* SHORT PROBLEM
Collect each line holding the string "reverse".

____ RAW DATA

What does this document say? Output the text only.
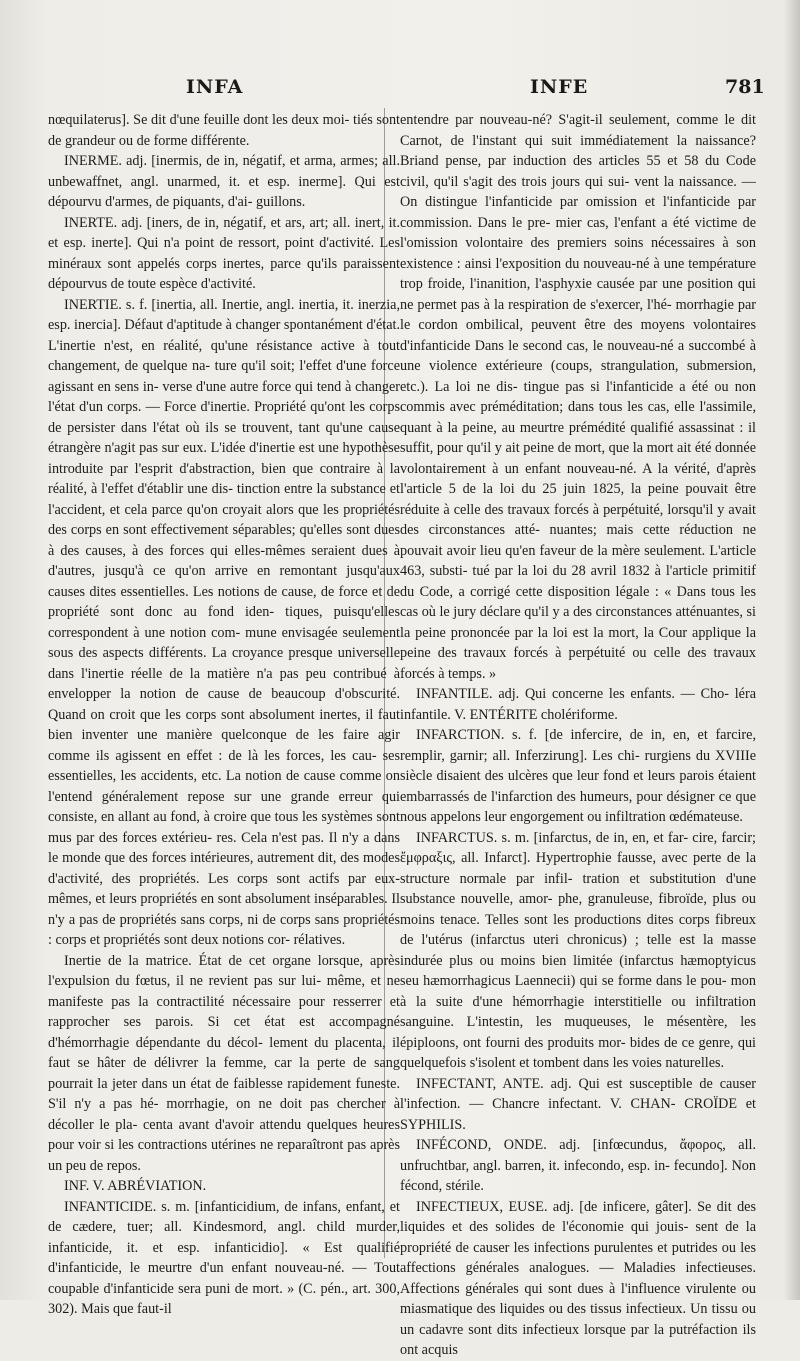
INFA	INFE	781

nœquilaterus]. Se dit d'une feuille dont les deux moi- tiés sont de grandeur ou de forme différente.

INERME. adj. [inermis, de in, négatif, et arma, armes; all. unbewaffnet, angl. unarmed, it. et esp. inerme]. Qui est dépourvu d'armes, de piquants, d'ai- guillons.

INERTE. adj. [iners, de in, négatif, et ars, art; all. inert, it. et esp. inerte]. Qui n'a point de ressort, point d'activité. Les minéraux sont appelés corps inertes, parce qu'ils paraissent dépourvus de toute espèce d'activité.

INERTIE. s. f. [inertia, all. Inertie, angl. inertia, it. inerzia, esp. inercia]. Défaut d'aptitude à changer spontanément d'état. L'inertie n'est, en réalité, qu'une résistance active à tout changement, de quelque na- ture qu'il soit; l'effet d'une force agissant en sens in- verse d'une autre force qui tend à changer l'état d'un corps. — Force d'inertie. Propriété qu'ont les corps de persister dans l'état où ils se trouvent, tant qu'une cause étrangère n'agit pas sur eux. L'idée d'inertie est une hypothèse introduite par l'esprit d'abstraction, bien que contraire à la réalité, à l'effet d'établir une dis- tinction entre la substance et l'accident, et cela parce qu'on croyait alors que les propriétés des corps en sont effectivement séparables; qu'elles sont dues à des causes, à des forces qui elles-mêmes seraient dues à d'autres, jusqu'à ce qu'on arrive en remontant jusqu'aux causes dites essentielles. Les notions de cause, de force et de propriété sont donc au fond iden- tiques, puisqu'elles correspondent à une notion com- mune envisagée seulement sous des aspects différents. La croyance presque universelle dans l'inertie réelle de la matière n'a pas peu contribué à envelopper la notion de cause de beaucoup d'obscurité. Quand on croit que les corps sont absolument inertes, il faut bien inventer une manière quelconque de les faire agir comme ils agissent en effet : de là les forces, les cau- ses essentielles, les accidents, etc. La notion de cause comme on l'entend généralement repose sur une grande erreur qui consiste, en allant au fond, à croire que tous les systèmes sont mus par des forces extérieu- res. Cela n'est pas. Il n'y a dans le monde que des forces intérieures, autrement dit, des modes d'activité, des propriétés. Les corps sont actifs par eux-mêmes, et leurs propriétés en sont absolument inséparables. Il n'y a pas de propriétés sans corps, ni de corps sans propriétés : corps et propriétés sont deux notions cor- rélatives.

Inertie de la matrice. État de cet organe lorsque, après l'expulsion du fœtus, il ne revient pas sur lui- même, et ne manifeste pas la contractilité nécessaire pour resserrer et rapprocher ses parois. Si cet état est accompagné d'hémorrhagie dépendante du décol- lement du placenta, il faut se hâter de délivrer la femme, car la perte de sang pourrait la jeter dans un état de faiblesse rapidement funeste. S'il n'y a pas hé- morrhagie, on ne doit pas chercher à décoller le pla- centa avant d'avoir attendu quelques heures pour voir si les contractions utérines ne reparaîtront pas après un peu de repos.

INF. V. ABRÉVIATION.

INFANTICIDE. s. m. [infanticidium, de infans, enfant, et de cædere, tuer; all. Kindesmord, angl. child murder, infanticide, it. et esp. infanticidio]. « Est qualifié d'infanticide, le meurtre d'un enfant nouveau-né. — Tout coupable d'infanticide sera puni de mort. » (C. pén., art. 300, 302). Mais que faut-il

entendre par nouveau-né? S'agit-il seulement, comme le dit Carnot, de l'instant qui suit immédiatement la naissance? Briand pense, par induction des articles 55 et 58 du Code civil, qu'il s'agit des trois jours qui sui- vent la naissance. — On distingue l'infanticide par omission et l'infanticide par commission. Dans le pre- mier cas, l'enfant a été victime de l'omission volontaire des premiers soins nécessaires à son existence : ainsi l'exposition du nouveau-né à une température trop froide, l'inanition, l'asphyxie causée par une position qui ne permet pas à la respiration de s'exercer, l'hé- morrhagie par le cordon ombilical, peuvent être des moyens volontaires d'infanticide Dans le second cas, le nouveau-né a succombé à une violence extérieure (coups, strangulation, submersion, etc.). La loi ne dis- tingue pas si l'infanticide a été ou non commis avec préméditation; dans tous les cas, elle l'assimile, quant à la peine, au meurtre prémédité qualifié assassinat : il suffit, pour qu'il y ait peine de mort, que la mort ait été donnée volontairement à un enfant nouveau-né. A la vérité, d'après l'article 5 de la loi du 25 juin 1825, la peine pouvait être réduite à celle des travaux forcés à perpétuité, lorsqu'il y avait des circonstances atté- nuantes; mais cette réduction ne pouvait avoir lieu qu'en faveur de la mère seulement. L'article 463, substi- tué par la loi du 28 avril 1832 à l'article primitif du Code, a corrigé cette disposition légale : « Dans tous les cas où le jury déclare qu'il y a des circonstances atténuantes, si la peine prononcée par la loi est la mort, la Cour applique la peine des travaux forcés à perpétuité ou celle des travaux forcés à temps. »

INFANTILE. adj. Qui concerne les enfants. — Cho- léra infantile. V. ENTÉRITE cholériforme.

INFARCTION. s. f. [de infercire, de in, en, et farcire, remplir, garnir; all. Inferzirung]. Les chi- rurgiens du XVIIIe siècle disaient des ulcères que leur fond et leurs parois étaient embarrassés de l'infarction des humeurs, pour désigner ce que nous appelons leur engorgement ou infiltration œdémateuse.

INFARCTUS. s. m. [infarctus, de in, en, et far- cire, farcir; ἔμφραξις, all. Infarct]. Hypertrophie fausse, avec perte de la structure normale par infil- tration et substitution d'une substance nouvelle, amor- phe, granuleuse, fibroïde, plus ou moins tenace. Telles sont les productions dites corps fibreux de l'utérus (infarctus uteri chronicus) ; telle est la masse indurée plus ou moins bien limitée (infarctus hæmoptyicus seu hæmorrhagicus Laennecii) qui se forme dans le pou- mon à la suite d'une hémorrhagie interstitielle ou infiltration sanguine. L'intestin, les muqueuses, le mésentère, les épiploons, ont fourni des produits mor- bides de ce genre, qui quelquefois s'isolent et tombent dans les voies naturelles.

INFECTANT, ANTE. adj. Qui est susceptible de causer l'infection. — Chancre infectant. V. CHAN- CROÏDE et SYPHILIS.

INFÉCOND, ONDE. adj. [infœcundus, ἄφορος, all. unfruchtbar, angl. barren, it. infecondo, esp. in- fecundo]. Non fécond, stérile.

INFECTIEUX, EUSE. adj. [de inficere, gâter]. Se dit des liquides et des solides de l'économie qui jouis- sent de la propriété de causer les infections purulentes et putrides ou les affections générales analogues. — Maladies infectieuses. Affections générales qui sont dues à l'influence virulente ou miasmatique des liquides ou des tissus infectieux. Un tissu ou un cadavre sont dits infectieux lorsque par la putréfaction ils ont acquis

________
____ RAW DATA

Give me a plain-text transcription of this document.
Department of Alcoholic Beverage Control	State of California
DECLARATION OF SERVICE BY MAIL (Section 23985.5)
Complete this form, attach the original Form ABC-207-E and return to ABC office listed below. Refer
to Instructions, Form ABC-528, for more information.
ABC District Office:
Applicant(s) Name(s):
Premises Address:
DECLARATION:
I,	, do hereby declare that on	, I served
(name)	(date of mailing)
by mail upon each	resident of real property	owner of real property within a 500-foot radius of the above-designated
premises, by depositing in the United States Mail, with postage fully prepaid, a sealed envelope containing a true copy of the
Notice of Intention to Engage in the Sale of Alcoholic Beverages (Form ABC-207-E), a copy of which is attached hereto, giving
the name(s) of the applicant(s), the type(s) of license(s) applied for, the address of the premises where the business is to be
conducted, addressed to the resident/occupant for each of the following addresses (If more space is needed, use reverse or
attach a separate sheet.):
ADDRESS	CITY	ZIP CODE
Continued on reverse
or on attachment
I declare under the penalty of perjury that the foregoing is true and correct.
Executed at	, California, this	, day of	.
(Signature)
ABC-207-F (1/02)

________
____ RAW DATA

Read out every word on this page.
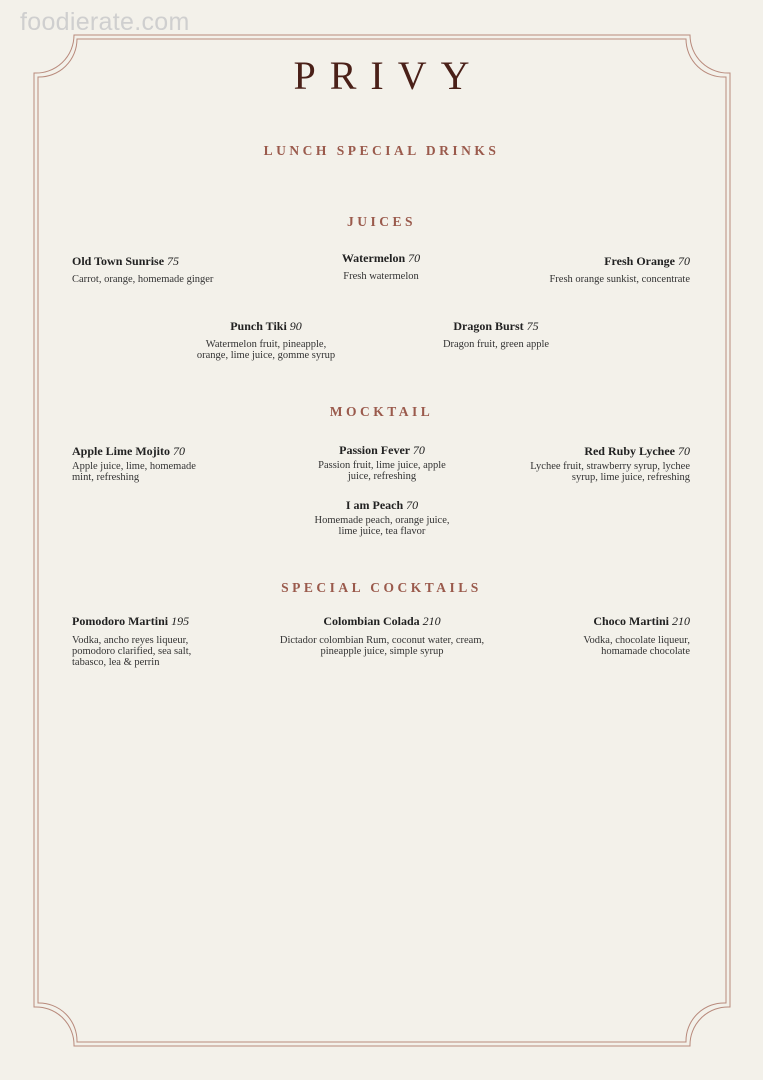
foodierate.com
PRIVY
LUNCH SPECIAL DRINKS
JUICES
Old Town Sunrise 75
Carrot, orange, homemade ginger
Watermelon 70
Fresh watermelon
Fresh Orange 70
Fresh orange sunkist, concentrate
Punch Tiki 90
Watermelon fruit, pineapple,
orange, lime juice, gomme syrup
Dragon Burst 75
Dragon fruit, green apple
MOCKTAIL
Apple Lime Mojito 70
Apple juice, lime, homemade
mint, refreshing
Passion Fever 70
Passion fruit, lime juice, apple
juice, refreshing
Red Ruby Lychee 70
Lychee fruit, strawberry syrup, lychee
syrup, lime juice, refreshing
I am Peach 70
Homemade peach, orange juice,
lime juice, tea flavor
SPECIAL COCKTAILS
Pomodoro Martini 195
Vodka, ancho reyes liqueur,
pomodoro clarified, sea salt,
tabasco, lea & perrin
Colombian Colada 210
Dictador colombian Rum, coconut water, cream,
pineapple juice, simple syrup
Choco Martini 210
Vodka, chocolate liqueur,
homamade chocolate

________

* OUTPUT FOR THIS TASK
conducted, addressed to the resident/occupant for each of the following addresses (If more space is needed, use reverse or
Continued on reverse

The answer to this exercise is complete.